■ SHORT EXERCISE ■
Gather all lines in the entries that include the word "OANDA".

■ DATA TO PROCESS ■
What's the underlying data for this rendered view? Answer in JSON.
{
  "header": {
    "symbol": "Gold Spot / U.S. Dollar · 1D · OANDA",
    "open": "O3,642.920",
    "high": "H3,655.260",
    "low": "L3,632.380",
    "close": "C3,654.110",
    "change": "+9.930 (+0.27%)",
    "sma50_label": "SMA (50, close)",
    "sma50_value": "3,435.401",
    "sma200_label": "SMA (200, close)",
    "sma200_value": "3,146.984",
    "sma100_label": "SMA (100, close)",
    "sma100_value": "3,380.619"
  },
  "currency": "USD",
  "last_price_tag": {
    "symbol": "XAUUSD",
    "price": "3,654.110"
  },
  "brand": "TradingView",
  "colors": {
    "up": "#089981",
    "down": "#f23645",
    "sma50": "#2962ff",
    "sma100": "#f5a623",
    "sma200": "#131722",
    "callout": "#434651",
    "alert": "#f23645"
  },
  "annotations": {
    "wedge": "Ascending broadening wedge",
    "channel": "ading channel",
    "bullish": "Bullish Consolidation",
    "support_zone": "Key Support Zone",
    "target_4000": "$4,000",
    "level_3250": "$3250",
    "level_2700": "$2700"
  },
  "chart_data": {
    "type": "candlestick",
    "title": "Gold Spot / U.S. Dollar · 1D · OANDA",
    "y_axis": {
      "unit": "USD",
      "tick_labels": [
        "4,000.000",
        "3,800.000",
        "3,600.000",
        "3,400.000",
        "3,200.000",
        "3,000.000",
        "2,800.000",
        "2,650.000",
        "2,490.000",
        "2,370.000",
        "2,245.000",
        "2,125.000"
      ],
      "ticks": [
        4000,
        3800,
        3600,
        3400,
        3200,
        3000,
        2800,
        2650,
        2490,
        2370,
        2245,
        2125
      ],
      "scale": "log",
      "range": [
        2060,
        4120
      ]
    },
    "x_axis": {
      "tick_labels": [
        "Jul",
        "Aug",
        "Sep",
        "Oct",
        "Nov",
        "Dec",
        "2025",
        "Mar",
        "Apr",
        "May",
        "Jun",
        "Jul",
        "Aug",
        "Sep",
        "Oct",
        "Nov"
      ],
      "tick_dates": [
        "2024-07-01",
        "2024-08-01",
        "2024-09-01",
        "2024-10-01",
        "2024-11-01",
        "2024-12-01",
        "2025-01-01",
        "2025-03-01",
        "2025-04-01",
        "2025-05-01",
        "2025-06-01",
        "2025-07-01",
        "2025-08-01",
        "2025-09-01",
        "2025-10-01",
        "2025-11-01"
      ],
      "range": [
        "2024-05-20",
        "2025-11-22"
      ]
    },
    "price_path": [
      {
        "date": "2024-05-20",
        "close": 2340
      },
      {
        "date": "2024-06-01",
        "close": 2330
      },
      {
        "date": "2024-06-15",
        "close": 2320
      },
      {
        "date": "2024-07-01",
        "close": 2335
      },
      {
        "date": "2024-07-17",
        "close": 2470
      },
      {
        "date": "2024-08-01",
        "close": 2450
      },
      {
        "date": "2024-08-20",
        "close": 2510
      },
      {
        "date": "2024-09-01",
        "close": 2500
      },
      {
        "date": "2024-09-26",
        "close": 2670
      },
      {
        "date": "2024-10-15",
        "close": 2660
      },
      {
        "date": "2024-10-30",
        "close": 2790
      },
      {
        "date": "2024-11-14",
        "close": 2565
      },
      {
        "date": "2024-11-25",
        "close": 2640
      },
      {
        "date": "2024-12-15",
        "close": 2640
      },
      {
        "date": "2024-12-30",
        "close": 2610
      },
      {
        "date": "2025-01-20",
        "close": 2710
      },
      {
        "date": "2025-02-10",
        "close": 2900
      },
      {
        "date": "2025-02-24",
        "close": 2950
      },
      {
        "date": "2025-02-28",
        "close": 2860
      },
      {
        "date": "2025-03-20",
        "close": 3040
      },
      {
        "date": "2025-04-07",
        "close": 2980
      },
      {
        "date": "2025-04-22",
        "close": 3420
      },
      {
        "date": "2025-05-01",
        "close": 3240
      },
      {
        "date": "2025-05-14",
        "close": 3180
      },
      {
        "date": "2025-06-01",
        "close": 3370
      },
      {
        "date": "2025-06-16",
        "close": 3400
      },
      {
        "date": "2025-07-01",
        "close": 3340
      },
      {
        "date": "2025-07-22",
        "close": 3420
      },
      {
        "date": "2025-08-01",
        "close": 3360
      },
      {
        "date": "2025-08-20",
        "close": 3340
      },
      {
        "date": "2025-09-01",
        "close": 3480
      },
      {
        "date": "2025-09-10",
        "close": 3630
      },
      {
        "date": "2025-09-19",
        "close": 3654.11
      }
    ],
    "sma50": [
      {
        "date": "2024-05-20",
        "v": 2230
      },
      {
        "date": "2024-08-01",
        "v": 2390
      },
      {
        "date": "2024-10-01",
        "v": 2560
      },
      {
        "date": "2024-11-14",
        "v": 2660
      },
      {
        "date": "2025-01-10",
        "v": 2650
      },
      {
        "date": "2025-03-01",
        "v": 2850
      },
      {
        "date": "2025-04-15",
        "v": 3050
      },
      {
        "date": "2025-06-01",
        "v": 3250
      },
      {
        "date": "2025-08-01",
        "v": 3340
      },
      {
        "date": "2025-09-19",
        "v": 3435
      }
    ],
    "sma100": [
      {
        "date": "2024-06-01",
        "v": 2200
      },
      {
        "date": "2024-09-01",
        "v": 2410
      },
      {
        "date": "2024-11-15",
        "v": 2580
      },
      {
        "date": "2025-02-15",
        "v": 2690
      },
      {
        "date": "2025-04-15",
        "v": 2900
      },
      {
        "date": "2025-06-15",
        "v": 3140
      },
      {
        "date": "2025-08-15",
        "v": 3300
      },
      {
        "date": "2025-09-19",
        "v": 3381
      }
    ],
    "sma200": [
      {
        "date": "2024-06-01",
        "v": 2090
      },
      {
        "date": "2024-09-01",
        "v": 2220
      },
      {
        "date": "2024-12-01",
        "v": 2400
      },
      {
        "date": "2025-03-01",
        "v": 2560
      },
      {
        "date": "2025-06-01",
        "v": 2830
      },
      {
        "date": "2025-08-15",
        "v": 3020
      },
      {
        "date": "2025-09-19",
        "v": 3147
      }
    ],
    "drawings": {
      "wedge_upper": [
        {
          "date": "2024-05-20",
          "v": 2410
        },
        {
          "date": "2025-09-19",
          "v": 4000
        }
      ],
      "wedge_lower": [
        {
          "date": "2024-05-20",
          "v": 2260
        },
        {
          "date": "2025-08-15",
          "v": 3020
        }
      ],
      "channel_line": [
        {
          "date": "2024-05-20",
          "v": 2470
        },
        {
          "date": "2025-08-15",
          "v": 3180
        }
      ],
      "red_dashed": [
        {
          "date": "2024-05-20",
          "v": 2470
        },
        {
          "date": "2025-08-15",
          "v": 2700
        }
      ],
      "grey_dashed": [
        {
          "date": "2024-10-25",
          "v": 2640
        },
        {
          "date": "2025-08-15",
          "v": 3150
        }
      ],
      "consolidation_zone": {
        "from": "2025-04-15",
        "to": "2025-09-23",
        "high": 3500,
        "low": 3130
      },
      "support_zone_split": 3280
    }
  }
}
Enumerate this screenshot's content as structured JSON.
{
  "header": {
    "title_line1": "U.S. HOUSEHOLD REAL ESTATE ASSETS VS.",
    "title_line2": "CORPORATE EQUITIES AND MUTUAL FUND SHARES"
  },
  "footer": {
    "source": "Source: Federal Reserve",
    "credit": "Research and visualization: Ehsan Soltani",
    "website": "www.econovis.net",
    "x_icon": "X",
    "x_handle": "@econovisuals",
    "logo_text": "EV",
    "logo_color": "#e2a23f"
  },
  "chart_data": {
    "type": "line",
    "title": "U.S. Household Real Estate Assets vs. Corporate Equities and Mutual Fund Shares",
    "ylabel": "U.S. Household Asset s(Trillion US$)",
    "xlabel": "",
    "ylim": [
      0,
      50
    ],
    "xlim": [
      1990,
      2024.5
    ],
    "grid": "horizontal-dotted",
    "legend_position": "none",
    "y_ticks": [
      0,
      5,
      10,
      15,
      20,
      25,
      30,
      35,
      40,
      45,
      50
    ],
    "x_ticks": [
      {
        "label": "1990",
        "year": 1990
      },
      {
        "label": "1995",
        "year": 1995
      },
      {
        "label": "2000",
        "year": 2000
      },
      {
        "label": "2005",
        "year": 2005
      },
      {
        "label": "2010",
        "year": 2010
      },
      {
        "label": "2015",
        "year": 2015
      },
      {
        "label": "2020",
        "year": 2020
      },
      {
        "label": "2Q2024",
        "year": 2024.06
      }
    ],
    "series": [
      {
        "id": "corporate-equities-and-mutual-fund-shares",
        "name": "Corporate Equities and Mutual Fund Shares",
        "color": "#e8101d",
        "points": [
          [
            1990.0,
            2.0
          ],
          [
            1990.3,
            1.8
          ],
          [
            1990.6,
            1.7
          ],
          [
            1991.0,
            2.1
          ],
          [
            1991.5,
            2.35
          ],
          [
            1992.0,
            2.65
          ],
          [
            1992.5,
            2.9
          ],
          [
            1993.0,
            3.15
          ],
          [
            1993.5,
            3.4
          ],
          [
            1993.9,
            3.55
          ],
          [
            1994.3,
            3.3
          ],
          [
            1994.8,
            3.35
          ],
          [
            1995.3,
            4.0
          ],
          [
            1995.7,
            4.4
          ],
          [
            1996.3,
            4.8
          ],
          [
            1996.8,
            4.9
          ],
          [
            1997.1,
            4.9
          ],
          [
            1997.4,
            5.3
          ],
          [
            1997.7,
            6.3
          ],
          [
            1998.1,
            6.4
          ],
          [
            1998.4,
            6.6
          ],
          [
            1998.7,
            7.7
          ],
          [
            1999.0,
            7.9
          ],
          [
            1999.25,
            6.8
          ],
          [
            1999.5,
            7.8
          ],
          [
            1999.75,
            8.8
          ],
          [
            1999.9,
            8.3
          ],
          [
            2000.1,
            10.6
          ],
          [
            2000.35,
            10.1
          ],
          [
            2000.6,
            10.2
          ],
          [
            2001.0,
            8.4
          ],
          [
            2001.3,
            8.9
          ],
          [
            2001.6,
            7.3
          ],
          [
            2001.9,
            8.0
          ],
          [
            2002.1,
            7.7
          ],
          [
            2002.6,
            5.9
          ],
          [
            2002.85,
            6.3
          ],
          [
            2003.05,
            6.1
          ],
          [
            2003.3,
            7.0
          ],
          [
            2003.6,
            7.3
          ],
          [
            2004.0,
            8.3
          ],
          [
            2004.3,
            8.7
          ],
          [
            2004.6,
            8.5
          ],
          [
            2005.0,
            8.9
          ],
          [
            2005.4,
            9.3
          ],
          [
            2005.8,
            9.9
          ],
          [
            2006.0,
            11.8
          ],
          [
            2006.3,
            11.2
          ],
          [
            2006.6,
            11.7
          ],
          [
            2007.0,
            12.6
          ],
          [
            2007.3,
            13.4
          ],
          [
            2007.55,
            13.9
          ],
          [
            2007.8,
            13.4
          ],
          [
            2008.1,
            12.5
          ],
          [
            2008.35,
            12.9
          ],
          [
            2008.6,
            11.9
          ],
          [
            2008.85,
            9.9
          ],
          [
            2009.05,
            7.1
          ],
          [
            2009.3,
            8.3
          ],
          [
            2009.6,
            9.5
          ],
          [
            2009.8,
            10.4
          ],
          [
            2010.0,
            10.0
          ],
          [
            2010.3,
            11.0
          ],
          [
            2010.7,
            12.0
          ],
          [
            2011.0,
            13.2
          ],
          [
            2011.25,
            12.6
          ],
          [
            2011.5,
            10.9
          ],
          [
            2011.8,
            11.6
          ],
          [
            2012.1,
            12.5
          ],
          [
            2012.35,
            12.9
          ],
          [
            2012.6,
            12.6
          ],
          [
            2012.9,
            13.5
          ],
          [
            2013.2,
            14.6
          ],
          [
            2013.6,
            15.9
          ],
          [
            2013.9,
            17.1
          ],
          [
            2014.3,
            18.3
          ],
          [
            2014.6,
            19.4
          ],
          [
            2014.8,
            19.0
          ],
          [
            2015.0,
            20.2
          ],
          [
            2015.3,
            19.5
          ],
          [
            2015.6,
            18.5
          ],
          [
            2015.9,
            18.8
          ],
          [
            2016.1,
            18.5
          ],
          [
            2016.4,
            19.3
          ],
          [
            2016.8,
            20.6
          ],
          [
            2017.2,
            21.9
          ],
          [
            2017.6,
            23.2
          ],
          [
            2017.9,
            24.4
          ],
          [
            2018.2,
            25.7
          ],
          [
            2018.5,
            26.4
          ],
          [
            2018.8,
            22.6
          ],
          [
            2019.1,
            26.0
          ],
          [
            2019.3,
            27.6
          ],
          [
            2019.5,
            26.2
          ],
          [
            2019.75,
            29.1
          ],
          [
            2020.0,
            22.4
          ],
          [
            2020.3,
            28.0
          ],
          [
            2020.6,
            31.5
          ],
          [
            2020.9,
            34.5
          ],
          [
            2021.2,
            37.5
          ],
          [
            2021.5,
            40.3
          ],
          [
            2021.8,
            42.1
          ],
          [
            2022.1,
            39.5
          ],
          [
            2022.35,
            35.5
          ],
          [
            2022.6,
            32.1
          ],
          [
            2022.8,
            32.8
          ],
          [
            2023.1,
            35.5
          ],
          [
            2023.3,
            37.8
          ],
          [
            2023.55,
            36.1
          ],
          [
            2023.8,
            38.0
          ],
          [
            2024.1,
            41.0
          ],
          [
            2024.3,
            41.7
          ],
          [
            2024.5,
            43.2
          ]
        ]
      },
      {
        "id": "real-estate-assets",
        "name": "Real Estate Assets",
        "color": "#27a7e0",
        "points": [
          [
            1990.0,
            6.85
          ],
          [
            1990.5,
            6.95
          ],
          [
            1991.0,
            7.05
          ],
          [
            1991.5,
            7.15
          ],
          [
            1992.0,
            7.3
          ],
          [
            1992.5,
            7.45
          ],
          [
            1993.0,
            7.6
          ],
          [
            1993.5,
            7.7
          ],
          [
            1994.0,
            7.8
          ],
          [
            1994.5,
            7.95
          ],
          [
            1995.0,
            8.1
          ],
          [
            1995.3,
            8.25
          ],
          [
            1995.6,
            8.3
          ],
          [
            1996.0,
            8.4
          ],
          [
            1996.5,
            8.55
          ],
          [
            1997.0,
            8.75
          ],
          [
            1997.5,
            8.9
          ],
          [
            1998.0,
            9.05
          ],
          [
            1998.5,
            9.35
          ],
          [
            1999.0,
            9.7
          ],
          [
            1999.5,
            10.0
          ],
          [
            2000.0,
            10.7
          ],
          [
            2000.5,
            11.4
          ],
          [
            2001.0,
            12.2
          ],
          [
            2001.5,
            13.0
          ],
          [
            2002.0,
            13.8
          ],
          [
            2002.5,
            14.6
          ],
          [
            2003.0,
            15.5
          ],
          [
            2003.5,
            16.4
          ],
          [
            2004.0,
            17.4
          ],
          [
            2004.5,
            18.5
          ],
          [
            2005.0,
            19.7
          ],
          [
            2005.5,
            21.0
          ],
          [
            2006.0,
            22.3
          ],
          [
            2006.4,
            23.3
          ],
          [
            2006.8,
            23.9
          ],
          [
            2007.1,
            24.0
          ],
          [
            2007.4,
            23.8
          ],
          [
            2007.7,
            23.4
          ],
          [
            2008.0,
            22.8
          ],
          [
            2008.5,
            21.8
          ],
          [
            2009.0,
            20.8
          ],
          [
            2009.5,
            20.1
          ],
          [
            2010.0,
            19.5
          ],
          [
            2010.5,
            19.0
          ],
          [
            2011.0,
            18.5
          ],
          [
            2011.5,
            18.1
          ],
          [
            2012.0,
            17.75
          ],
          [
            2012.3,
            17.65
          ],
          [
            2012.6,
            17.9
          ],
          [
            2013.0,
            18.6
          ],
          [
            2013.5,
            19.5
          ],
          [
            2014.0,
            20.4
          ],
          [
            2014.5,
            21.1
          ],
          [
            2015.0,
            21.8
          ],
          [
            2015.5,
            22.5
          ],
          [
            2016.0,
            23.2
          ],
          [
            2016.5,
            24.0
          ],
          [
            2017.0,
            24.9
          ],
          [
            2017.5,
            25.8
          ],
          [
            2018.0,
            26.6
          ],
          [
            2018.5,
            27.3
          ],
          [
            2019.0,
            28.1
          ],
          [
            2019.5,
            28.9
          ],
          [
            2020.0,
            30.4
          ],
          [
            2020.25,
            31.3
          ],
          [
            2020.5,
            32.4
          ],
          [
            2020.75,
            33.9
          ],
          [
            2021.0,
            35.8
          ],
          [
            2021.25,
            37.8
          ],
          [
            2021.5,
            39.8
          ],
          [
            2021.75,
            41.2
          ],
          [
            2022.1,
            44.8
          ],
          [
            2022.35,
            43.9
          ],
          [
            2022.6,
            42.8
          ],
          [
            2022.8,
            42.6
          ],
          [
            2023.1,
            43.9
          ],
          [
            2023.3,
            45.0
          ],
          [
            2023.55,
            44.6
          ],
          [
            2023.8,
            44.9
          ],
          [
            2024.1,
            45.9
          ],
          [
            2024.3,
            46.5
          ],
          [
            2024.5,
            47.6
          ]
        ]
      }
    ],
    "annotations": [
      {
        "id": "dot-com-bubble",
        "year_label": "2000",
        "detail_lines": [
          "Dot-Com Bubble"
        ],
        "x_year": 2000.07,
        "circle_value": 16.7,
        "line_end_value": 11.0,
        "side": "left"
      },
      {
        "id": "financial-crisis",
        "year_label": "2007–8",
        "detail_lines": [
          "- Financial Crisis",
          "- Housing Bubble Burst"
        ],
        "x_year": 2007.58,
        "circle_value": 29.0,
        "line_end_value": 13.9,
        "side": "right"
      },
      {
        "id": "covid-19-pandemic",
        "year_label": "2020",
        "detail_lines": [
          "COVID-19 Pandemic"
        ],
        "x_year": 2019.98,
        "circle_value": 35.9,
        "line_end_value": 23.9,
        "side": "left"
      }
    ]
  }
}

■ REPLY ■
    "symbol": "Gold Spot / U.S. Dollar · 1D · OANDA",
    "title": "Gold Spot / U.S. Dollar · 1D · OANDA",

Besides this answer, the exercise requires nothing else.